## Exercise
Extract the full listing verbatim and drop any pictures from your copy.
======
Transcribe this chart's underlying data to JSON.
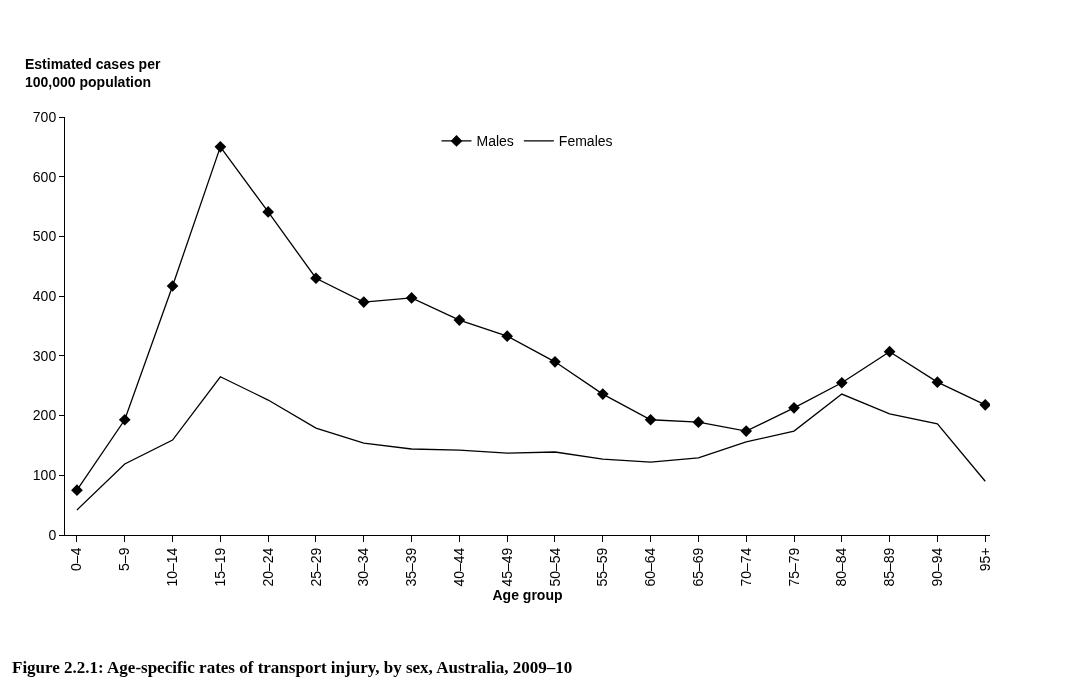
{
  "chart_data": {
    "type": "line",
    "title": "Figure 2.2.1: Age-specific rates of transport injury, by sex, Australia, 2009–10",
    "xlabel": "Age group",
    "ylabel": "Estimated cases per\n100,000 population",
    "categories": [
      "0–4",
      "5–9",
      "10–14",
      "15–19",
      "20–24",
      "25–29",
      "30–34",
      "35–39",
      "40–44",
      "45–49",
      "50–54",
      "55–59",
      "60–64",
      "65–69",
      "70–74",
      "75–79",
      "80–84",
      "85–89",
      "90–94",
      "95+"
    ],
    "series": [
      {
        "name": "Males",
        "color": "#000000",
        "marker": "diamond",
        "values": [
          75,
          193,
          417,
          650,
          541,
          430,
          390,
          397,
          360,
          333,
          290,
          236,
          193,
          189,
          174,
          213,
          255,
          307,
          256,
          218
        ]
      },
      {
        "name": "Females",
        "color": "#000000",
        "marker": "none",
        "values": [
          42,
          119,
          159,
          265,
          226,
          179,
          154,
          144,
          142,
          137,
          139,
          127,
          122,
          129,
          156,
          174,
          236,
          203,
          186,
          90
        ]
      }
    ],
    "ylim": [
      0,
      700
    ],
    "yticks": [
      0,
      100,
      200,
      300,
      400,
      500,
      600,
      700
    ],
    "legend": "top",
    "line_style": "solid"
  }
}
======
## Response below
Transcribe this chart's underlying data to JSON.
{
  "chart_data": {
    "type": "line",
    "title": "Figure 2.2.1: Age-specific rates of transport injury, by sex, Australia, 2009–10",
    "xlabel": "Age group",
    "ylabel": "Estimated cases per\n100,000 population",
    "categories": [
      "0–4",
      "5–9",
      "10–14",
      "15–19",
      "20–24",
      "25–29",
      "30–34",
      "35–39",
      "40–44",
      "45–49",
      "50–54",
      "55–59",
      "60–64",
      "65–69",
      "70–74",
      "75–79",
      "80–84",
      "85–89",
      "90–94",
      "95+"
    ],
    "series": [
      {
        "name": "Males",
        "color": "#000000",
        "marker": "diamond",
        "values": [
          75,
          193,
          417,
          650,
          541,
          430,
          390,
          397,
          360,
          333,
          290,
          236,
          193,
          189,
          174,
          213,
          255,
          307,
          256,
          218
        ]
      },
      {
        "name": "Females",
        "color": "#000000",
        "marker": "none",
        "values": [
          42,
          119,
          159,
          265,
          226,
          179,
          154,
          144,
          142,
          137,
          139,
          127,
          122,
          129,
          156,
          174,
          236,
          203,
          186,
          90
        ]
      }
    ],
    "ylim": [
      0,
      700
    ],
    "yticks": [
      0,
      100,
      200,
      300,
      400,
      500,
      600,
      700
    ],
    "legend": "top",
    "line_style": "solid"
  }
}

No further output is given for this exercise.